**EXERCISE GOAL:** The records that follow are to be transcribed in full, without their images.

----------------

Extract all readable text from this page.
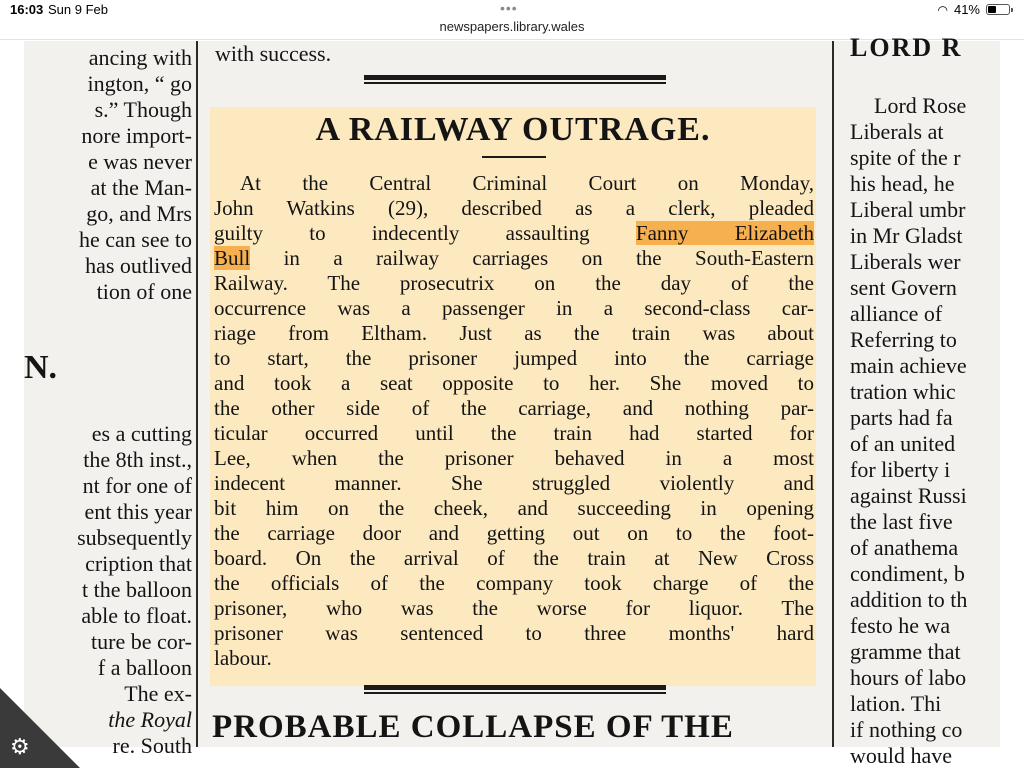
16:03 Sun 9 Feb	•••	◠ 41%
newspapers.library.wales
ancing with
ington, “ go
s.” Though
nore import-
e was never
at the Man-
go, and Mrs
he can see to
has outlived
tion of one
N.
es a cutting
the 8th inst.,
nt for one of
ent this year
subsequently
cription that
t the balloon
able to float.
ture be cor-
f a balloon
The ex-
the Royal
re. South
with success.
A RAILWAY OUTRAGE.
At the Central Criminal Court on Monday,
John Watkins (29), described as a clerk, pleaded
guilty to indecently assaulting Fanny Elizabeth
Bull in a railway carriages on the South-Eastern
Railway. The prosecutrix on the day of the
occurrence was a passenger in a second-class car-
riage from Eltham. Just as the train was about
to start, the prisoner jumped into the carriage
and took a seat opposite to her. She moved to
the other side of the carriage, and nothing par-
ticular occurred until the train had started for
Lee, when the prisoner behaved in a most
indecent manner. She struggled violently and
bit him on the cheek, and succeeding in opening
the carriage door and getting out on to the foot-
board. On the arrival of the train at New Cross
the officials of the company took charge of the
prisoner, who was the worse for liquor. The
prisoner was sentenced to three months' hard
labour.
PROBABLE COLLAPSE OF THE
LORD R
Lord Rose
Liberals at
spite of the r
his head, he
Liberal umbr
in Mr Gladst
Liberals wer
sent Govern
alliance of
Referring to
main achieve
tration whic
parts had fa
of an united
for liberty i
against Russi
the last five
of anathema
condiment, b
addition to th
festo he wa
gramme that
hours of labo
lation. Thi
if nothing co
would have
⚙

----------------

**OUTPUT BELOW:**
Extract all readable text from this page.
16:03 Sun 9 Feb	•••	◠ 41%
newspapers.library.wales
ancing with
ington, “ go
s.” Though
nore import-
e was never
at the Man-
go, and Mrs
he can see to
has outlived
tion of one
N.
es a cutting
the 8th inst.,
nt for one of
ent this year
subsequently
cription that
t the balloon
able to float.
ture be cor-
f a balloon
The ex-
the Royal
re. South
with success.
A RAILWAY OUTRAGE.
At the Central Criminal Court on Monday,
John Watkins (29), described as a clerk, pleaded
guilty to indecently assaulting Fanny Elizabeth
Bull in a railway carriages on the South-Eastern
Railway. The prosecutrix on the day of the
occurrence was a passenger in a second-class car-
riage from Eltham. Just as the train was about
to start, the prisoner jumped into the carriage
and took a seat opposite to her. She moved to
the other side of the carriage, and nothing par-
ticular occurred until the train had started for
Lee, when the prisoner behaved in a most
indecent manner. She struggled violently and
bit him on the cheek, and succeeding in opening
the carriage door and getting out on to the foot-
board. On the arrival of the train at New Cross
the officials of the company took charge of the
prisoner, who was the worse for liquor. The
prisoner was sentenced to three months' hard
labour.
PROBABLE COLLAPSE OF THE
LORD R
Lord Rose
Liberals at
spite of the r
his head, he
Liberal umbr
in Mr Gladst
Liberals wer
sent Govern
alliance of
Referring to
main achieve
tration whic
parts had fa
of an united
for liberty i
against Russi
the last five
of anathema
condiment, b
addition to th
festo he wa
gramme that
hours of labo
lation. Thi
if nothing co
would have
⚙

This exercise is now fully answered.